**Exercise directions:** Leaving out the pictures, please retype each record exactly.
┏━━
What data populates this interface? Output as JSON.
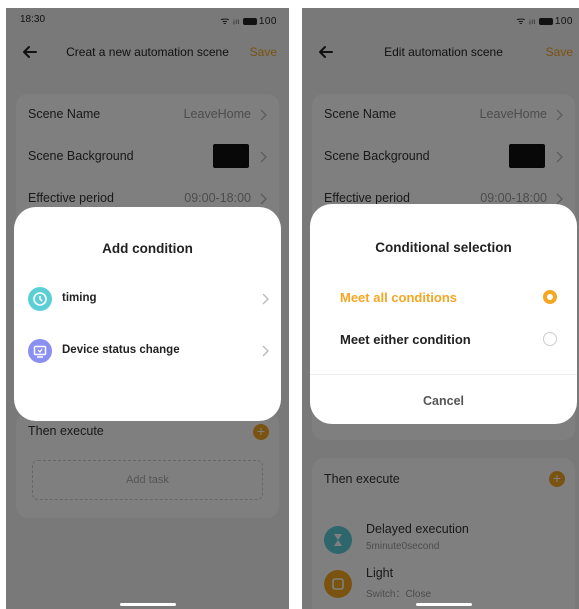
{
  "colors": {
    "accent": "#f5a623",
    "timing_icon": "#5ccfd6",
    "device_icon": "#8c8ff2"
  },
  "left": {
    "status": {
      "time": "18:30",
      "signal": "ᯤ ᵢₗₗ",
      "battery": "100"
    },
    "nav": {
      "title": "Creat a new automation scene",
      "save": "Save"
    },
    "settings": [
      {
        "label": "Scene Name",
        "value": "LeaveHome"
      },
      {
        "label": "Scene Background",
        "value": ""
      },
      {
        "label": "Effective period",
        "value": "09:00-18:00"
      }
    ],
    "then_execute": "Then execute",
    "add_task": "Add task",
    "dialog": {
      "title": "Add condition",
      "options": [
        {
          "label": "timing",
          "icon": "clock-icon"
        },
        {
          "label": "Device status change",
          "icon": "device-icon"
        }
      ]
    }
  },
  "right": {
    "status": {
      "signal": "ᯤ ᵢₗₗ",
      "battery": "100"
    },
    "nav": {
      "title": "Edit automation scene",
      "save": "Save"
    },
    "settings": [
      {
        "label": "Scene Name",
        "value": "LeaveHome"
      },
      {
        "label": "Scene Background",
        "value": ""
      },
      {
        "label": "Effective period",
        "value": "09:00-18:00"
      }
    ],
    "then_execute": "Then execute",
    "tasks": [
      {
        "name": "Delayed execution",
        "sub": "5minute0second",
        "icon": "hourglass-icon"
      },
      {
        "name": "Light",
        "sub": "Switch：Close",
        "icon": "light-icon"
      }
    ],
    "dialog": {
      "title": "Conditional selection",
      "options": [
        {
          "label": "Meet all conditions",
          "selected": true
        },
        {
          "label": "Meet either condition",
          "selected": false
        }
      ],
      "cancel": "Cancel"
    }
  }
}
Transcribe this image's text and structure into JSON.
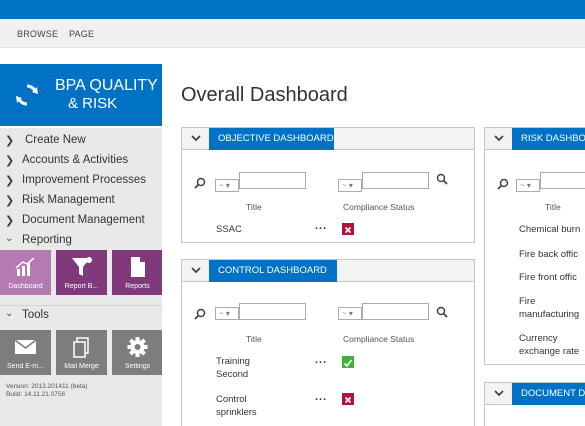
{
  "ribbon": {
    "browse": "BROWSE",
    "page": "PAGE"
  },
  "logo": {
    "line1": "BPA QUALITY",
    "line2": "& RISK"
  },
  "nav": {
    "items": [
      {
        "label": "Create New",
        "expanded": false
      },
      {
        "label": "Accounts & Activities",
        "expanded": false
      },
      {
        "label": "Improvement Processes",
        "expanded": false
      },
      {
        "label": "Risk Management",
        "expanded": false
      },
      {
        "label": "Document Management",
        "expanded": false
      },
      {
        "label": "Reporting",
        "expanded": true
      }
    ],
    "reporting_tiles": [
      {
        "label": "Dashboard",
        "icon": "chart-icon",
        "selected": true
      },
      {
        "label": "Report B...",
        "icon": "filter-icon",
        "selected": false
      },
      {
        "label": "Reports",
        "icon": "document-icon",
        "selected": false
      }
    ],
    "tools_label": "Tools",
    "tools_tiles": [
      {
        "label": "Send E-m...",
        "icon": "mail-icon"
      },
      {
        "label": "Mail Merge",
        "icon": "copy-icon"
      },
      {
        "label": "Settings",
        "icon": "gear-icon"
      }
    ]
  },
  "version": {
    "line1": "Version: 2013.201411 (beta)",
    "line2": "Build: 14.11.21.0756"
  },
  "page_title": "Overall Dashboard",
  "objective": {
    "title": "OBJECTIVE DASHBOARD",
    "filter": "~ ▾",
    "col_title": "Title",
    "col_status": "Compliance Status",
    "rows": [
      {
        "title": "SSAC",
        "dots": "...",
        "status": "fail"
      }
    ]
  },
  "control": {
    "title": "CONTROL DASHBOARD",
    "filter": "~ ▾",
    "col_title": "Title",
    "col_status": "Compliance Status",
    "rows": [
      {
        "title1": "Training",
        "title2": "Second",
        "dots": "...",
        "status": "pass"
      },
      {
        "title1": "Control",
        "title2": "sprinklers",
        "dots": "...",
        "status": "fail"
      }
    ]
  },
  "risk": {
    "title": "RISK DASHBO",
    "filter": "~ ▾",
    "col_title": "Title",
    "rows": [
      {
        "l1": "Chemical burn",
        "l2": ""
      },
      {
        "l1": "Fire back offic",
        "l2": ""
      },
      {
        "l1": "Fire front offic",
        "l2": ""
      },
      {
        "l1": "Fire",
        "l2": "manufacturing"
      },
      {
        "l1": "Currency",
        "l2": "exchange rate"
      }
    ]
  },
  "document": {
    "title": "DOCUMENT D"
  },
  "colors": {
    "brand": "#0072c6",
    "tile_purple": "#80397b",
    "tile_gray": "#7d7d7d",
    "status_fail": "#b3143e",
    "status_pass": "#3fb23a"
  }
}
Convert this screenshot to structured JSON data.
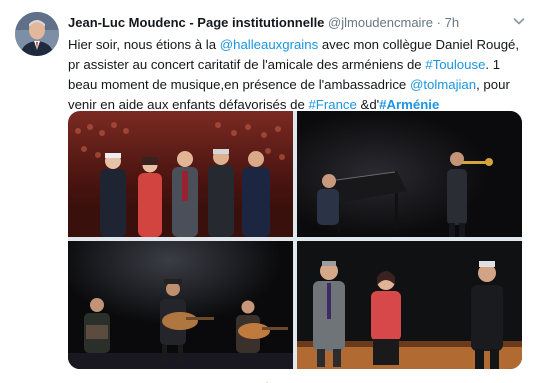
{
  "tweet": {
    "author_name": "Jean-Luc Moudenc - Page institutionnelle",
    "author_handle": "@jlmoudencmaire",
    "separator": "·",
    "time": "7h",
    "text_parts": [
      {
        "text": "Hier soir, nous étions à la ",
        "kind": "plain"
      },
      {
        "text": "@halleauxgrains",
        "kind": "link"
      },
      {
        "text": " avec mon collègue Daniel Rougé, pr assister au concert caritatif de l'amicale des arméniens de ",
        "kind": "plain"
      },
      {
        "text": "#Toulouse",
        "kind": "link"
      },
      {
        "text": ". 1 beau moment de musique,en présence de l'ambassadrice ",
        "kind": "plain"
      },
      {
        "text": "@tolmajian",
        "kind": "link"
      },
      {
        "text": ", pour venir en aide aux enfants défavorisés de ",
        "kind": "plain"
      },
      {
        "text": "#France",
        "kind": "link"
      },
      {
        "text": " &d'",
        "kind": "plain"
      },
      {
        "text": "#Arménie",
        "kind": "bold-link"
      }
    ]
  },
  "icons": {
    "avatar": "profile-photo",
    "menu": "chevron-down-icon"
  },
  "colors": {
    "link": "#1b95e0",
    "secondary_text": "#657786",
    "primary_text": "#14171a"
  }
}
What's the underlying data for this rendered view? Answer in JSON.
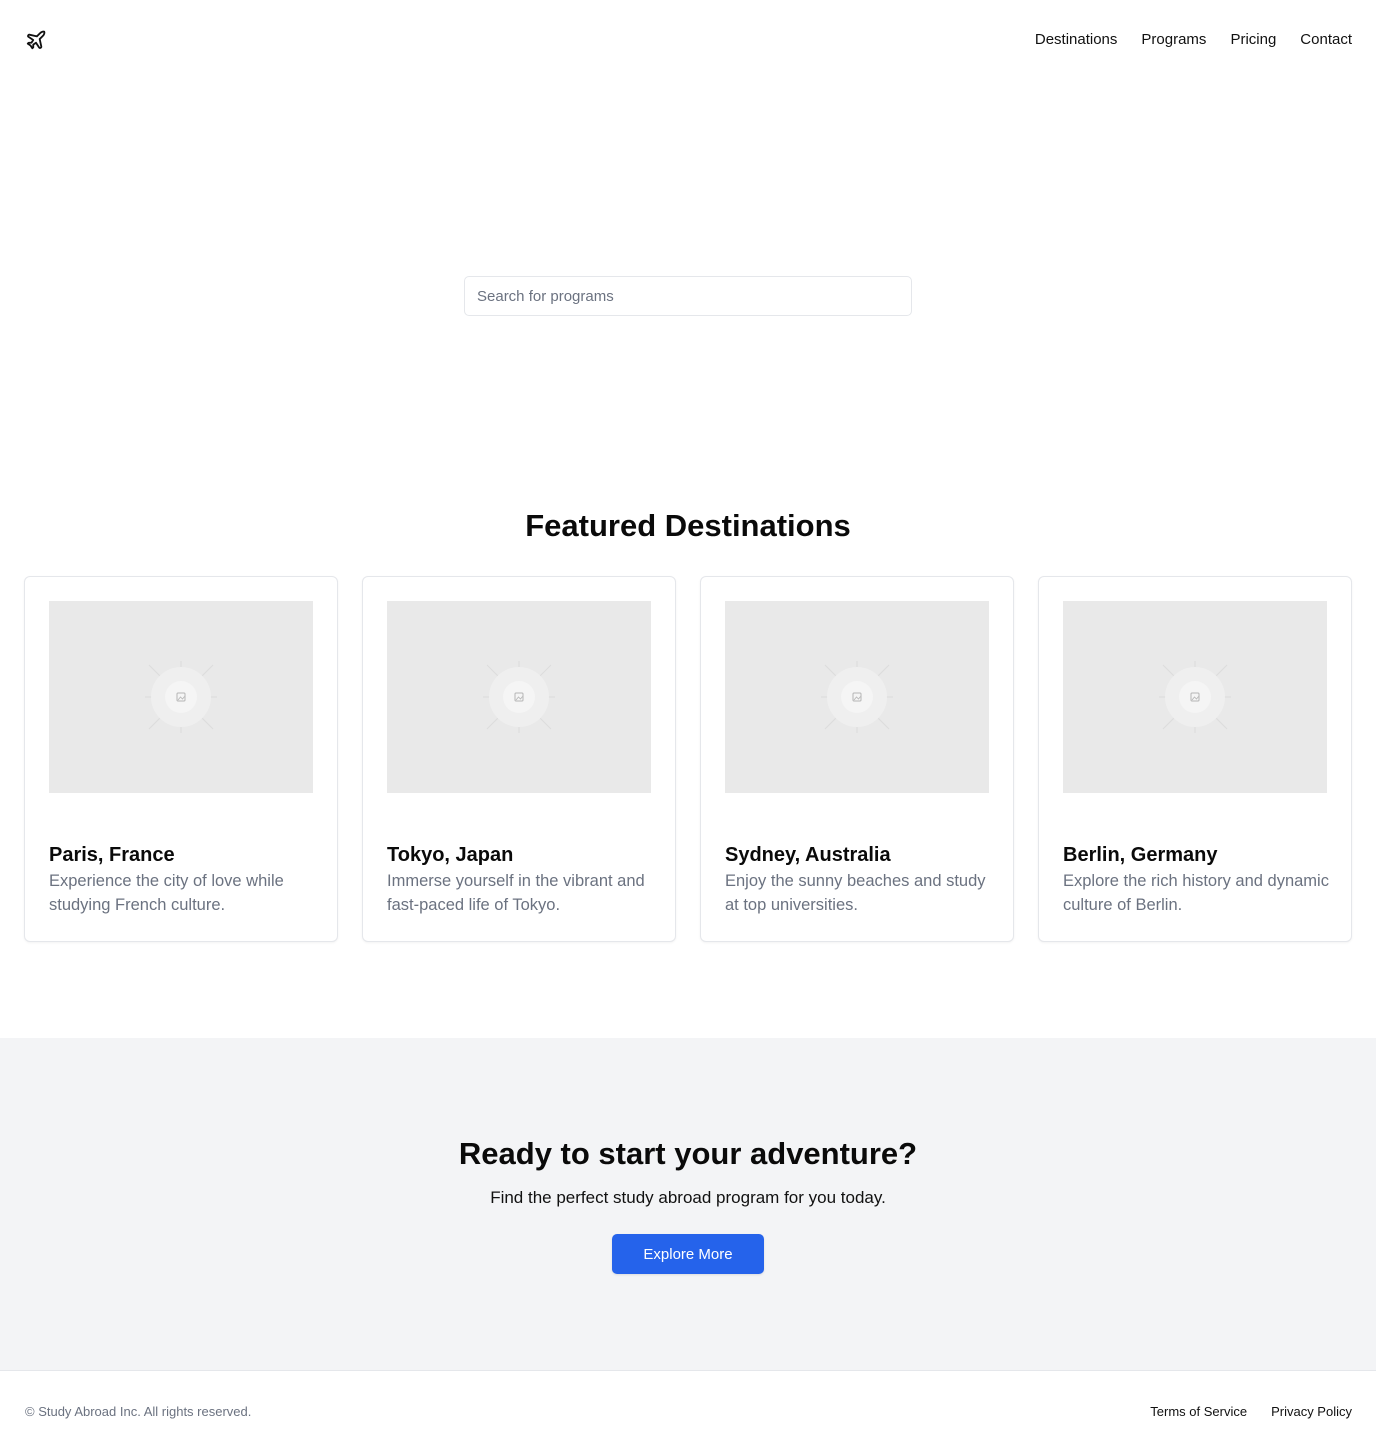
{
  "header": {
    "logo_icon": "airplane-icon",
    "nav": [
      {
        "label": "Destinations"
      },
      {
        "label": "Programs"
      },
      {
        "label": "Pricing"
      },
      {
        "label": "Contact"
      }
    ]
  },
  "search": {
    "placeholder": "Search for programs",
    "value": ""
  },
  "featured": {
    "title": "Featured Destinations",
    "cards": [
      {
        "title": "Paris, France",
        "description": "Experience the city of love while studying French culture.",
        "image_icon": "image-placeholder-icon"
      },
      {
        "title": "Tokyo, Japan",
        "description": "Immerse yourself in the vibrant and fast-paced life of Tokyo.",
        "image_icon": "image-placeholder-icon"
      },
      {
        "title": "Sydney, Australia",
        "description": "Enjoy the sunny beaches and study at top universities.",
        "image_icon": "image-placeholder-icon"
      },
      {
        "title": "Berlin, Germany",
        "description": "Explore the rich history and dynamic culture of Berlin.",
        "image_icon": "image-placeholder-icon"
      }
    ]
  },
  "cta": {
    "title": "Ready to start your adventure?",
    "subtitle": "Find the perfect study abroad program for you today.",
    "button_label": "Explore More"
  },
  "footer": {
    "copyright": "© Study Abroad Inc. All rights reserved.",
    "links": [
      {
        "label": "Terms of Service"
      },
      {
        "label": "Privacy Policy"
      }
    ]
  },
  "colors": {
    "accent": "#2563eb",
    "muted_text": "#6b7280",
    "cta_background": "#f3f4f6",
    "border": "#e5e7eb"
  }
}
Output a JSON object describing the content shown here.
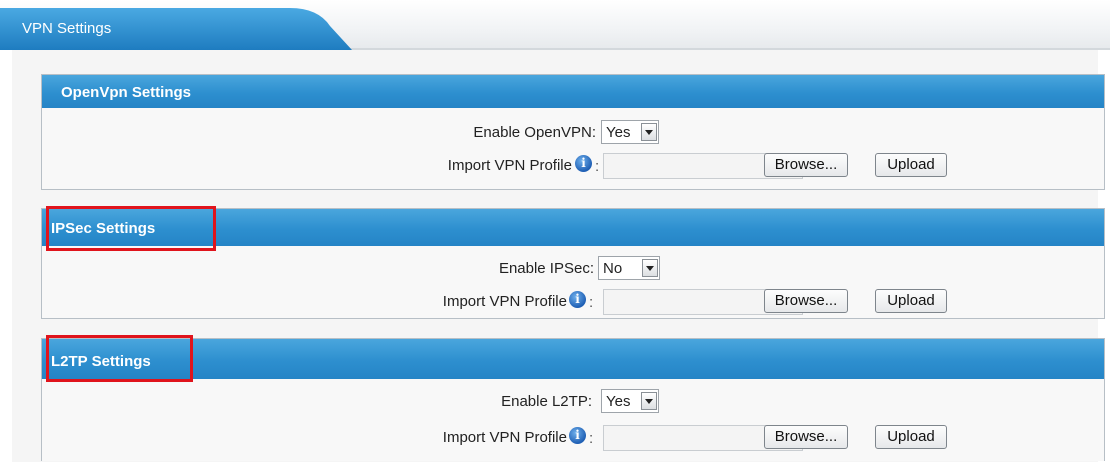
┗━━
**Complete output:**
What data populates this interface? Output as JSON.
{
  "colors": {
    "accent": "#f5a623",
    "timing_icon": "#5ccfd6",
    "device_icon": "#8c8ff2"
  },
  "left": {
    "status": {
      "time": "18:30",
      "signal": "ᯤ ᵢₗₗ",
      "battery": "100"
    },
    "nav": {
      "title": "Creat a new automation scene",
      "save": "Save"
    },
    "settings": [
      {
        "label": "Scene Name",
        "value": "LeaveHome"
      },
      {
        "label": "Scene Background",
        "value": ""
      },
      {
        "label": "Effective period",
        "value": "09:00-18:00"
      }
    ],
    "then_execute": "Then execute",
    "add_task": "Add task",
    "dialog": {
      "title": "Add condition",
      "options": [
        {
          "label": "timing",
          "icon": "clock-icon"
        },
        {
          "label": "Device status change",
          "icon": "device-icon"
        }
      ]
    }
  },
  "right": {
    "status": {
      "signal": "ᯤ ᵢₗₗ",
      "battery": "100"
    },
    "nav": {
      "title": "Edit automation scene",
      "save": "Save"
    },
    "settings": [
      {
        "label": "Scene Name",
        "value": "LeaveHome"
      },
      {
        "label": "Scene Background",
        "value": ""
      },
      {
        "label": "Effective period",
        "value": "09:00-18:00"
      }
    ],
    "then_execute": "Then execute",
    "tasks": [
      {
        "name": "Delayed execution",
        "sub": "5minute0second",
        "icon": "hourglass-icon"
      },
      {
        "name": "Light",
        "sub": "Switch：Close",
        "icon": "light-icon"
      }
    ],
    "dialog": {
      "title": "Conditional selection",
      "options": [
        {
          "label": "Meet all conditions",
          "selected": true
        },
        {
          "label": "Meet either condition",
          "selected": false
        }
      ],
      "cancel": "Cancel"
    }
  }
}
Transcribe this image's text and structure into JSON.
{
  "ribbon": {
    "browse": "BROWSE",
    "page": "PAGE"
  },
  "logo": {
    "line1": "BPA QUALITY",
    "line2": "& RISK"
  },
  "nav": {
    "items": [
      {
        "label": "Create New",
        "expanded": false
      },
      {
        "label": "Accounts & Activities",
        "expanded": false
      },
      {
        "label": "Improvement Processes",
        "expanded": false
      },
      {
        "label": "Risk Management",
        "expanded": false
      },
      {
        "label": "Document Management",
        "expanded": false
      },
      {
        "label": "Reporting",
        "expanded": true
      }
    ],
    "reporting_tiles": [
      {
        "label": "Dashboard",
        "icon": "chart-icon",
        "selected": true
      },
      {
        "label": "Report B...",
        "icon": "filter-icon",
        "selected": false
      },
      {
        "label": "Reports",
        "icon": "document-icon",
        "selected": false
      }
    ],
    "tools_label": "Tools",
    "tools_tiles": [
      {
        "label": "Send E-m...",
        "icon": "mail-icon"
      },
      {
        "label": "Mail Merge",
        "icon": "copy-icon"
      },
      {
        "label": "Settings",
        "icon": "gear-icon"
      }
    ]
  },
  "version": {
    "line1": "Version: 2013.201411 (beta)",
    "line2": "Build: 14.11.21.0756"
  },
  "page_title": "Overall Dashboard",
  "objective": {
    "title": "OBJECTIVE DASHBOARD",
    "filter": "~ ▾",
    "col_title": "Title",
    "col_status": "Compliance Status",
    "rows": [
      {
        "title": "SSAC",
        "dots": "...",
        "status": "fail"
      }
    ]
  },
  "control": {
    "title": "CONTROL DASHBOARD",
    "filter": "~ ▾",
    "col_title": "Title",
    "col_status": "Compliance Status",
    "rows": [
      {
        "title1": "Training",
        "title2": "Second",
        "dots": "...",
        "status": "pass"
      },
      {
        "title1": "Control",
        "title2": "sprinklers",
        "dots": "...",
        "status": "fail"
      }
    ]
  },
  "risk": {
    "title": "RISK DASHBO",
    "filter": "~ ▾",
    "col_title": "Title",
    "rows": [
      {
        "l1": "Chemical burn",
        "l2": ""
      },
      {
        "l1": "Fire back offic",
        "l2": ""
      },
      {
        "l1": "Fire front offic",
        "l2": ""
      },
      {
        "l1": "Fire",
        "l2": "manufacturing"
      },
      {
        "l1": "Currency",
        "l2": "exchange rate"
      }
    ]
  },
  "document": {
    "title": "DOCUMENT D"
  },
  "colors": {
    "brand": "#0072c6",
    "tile_purple": "#80397b",
    "tile_gray": "#7d7d7d",
    "status_fail": "#b3143e",
    "status_pass": "#3fb23a"
  }
}
Convert this screenshot to structured JSON data.
{
  "tweet": {
    "author_name": "Jean-Luc Moudenc - Page institutionnelle",
    "author_handle": "@jlmoudencmaire",
    "separator": "·",
    "time": "7h",
    "text_parts": [
      {
        "text": "Hier soir, nous étions à la ",
        "kind": "plain"
      },
      {
        "text": "@halleauxgrains",
        "kind": "link"
      },
      {
        "text": " avec mon collègue Daniel Rougé, pr assister au concert caritatif de l'amicale des arméniens de ",
        "kind": "plain"
      },
      {
        "text": "#Toulouse",
        "kind": "link"
      },
      {
        "text": ". 1 beau moment de musique,en présence de l'ambassadrice ",
        "kind": "plain"
      },
      {
        "text": "@tolmajian",
        "kind": "link"
      },
      {
        "text": ", pour venir en aide aux enfants défavorisés de ",
        "kind": "plain"
      },
      {
        "text": "#France",
        "kind": "link"
      },
      {
        "text": " &d'",
        "kind": "plain"
      },
      {
        "text": "#Arménie",
        "kind": "bold-link"
      }
    ]
  },
  "icons": {
    "avatar": "profile-photo",
    "menu": "chevron-down-icon"
  },
  "colors": {
    "link": "#1b95e0",
    "secondary_text": "#657786",
    "primary_text": "#14171a"
  }
}
What's the underlying data for this rendered view? Answer in JSON.
{
  "header": {
    "logo_icon": "airplane-icon",
    "nav": [
      {
        "label": "Destinations"
      },
      {
        "label": "Programs"
      },
      {
        "label": "Pricing"
      },
      {
        "label": "Contact"
      }
    ]
  },
  "search": {
    "placeholder": "Search for programs",
    "value": ""
  },
  "featured": {
    "title": "Featured Destinations",
    "cards": [
      {
        "title": "Paris, France",
        "description": "Experience the city of love while studying French culture.",
        "image_icon": "image-placeholder-icon"
      },
      {
        "title": "Tokyo, Japan",
        "description": "Immerse yourself in the vibrant and fast-paced life of Tokyo.",
        "image_icon": "image-placeholder-icon"
      },
      {
        "title": "Sydney, Australia",
        "description": "Enjoy the sunny beaches and study at top universities.",
        "image_icon": "image-placeholder-icon"
      },
      {
        "title": "Berlin, Germany",
        "description": "Explore the rich history and dynamic culture of Berlin.",
        "image_icon": "image-placeholder-icon"
      }
    ]
  },
  "cta": {
    "title": "Ready to start your adventure?",
    "subtitle": "Find the perfect study abroad program for you today.",
    "button_label": "Explore More"
  },
  "footer": {
    "copyright": "© Study Abroad Inc. All rights reserved.",
    "links": [
      {
        "label": "Terms of Service"
      },
      {
        "label": "Privacy Policy"
      }
    ]
  },
  "colors": {
    "accent": "#2563eb",
    "muted_text": "#6b7280",
    "cta_background": "#f3f4f6",
    "border": "#e5e7eb"
  }
}
Output a JSON object describing the content shown here.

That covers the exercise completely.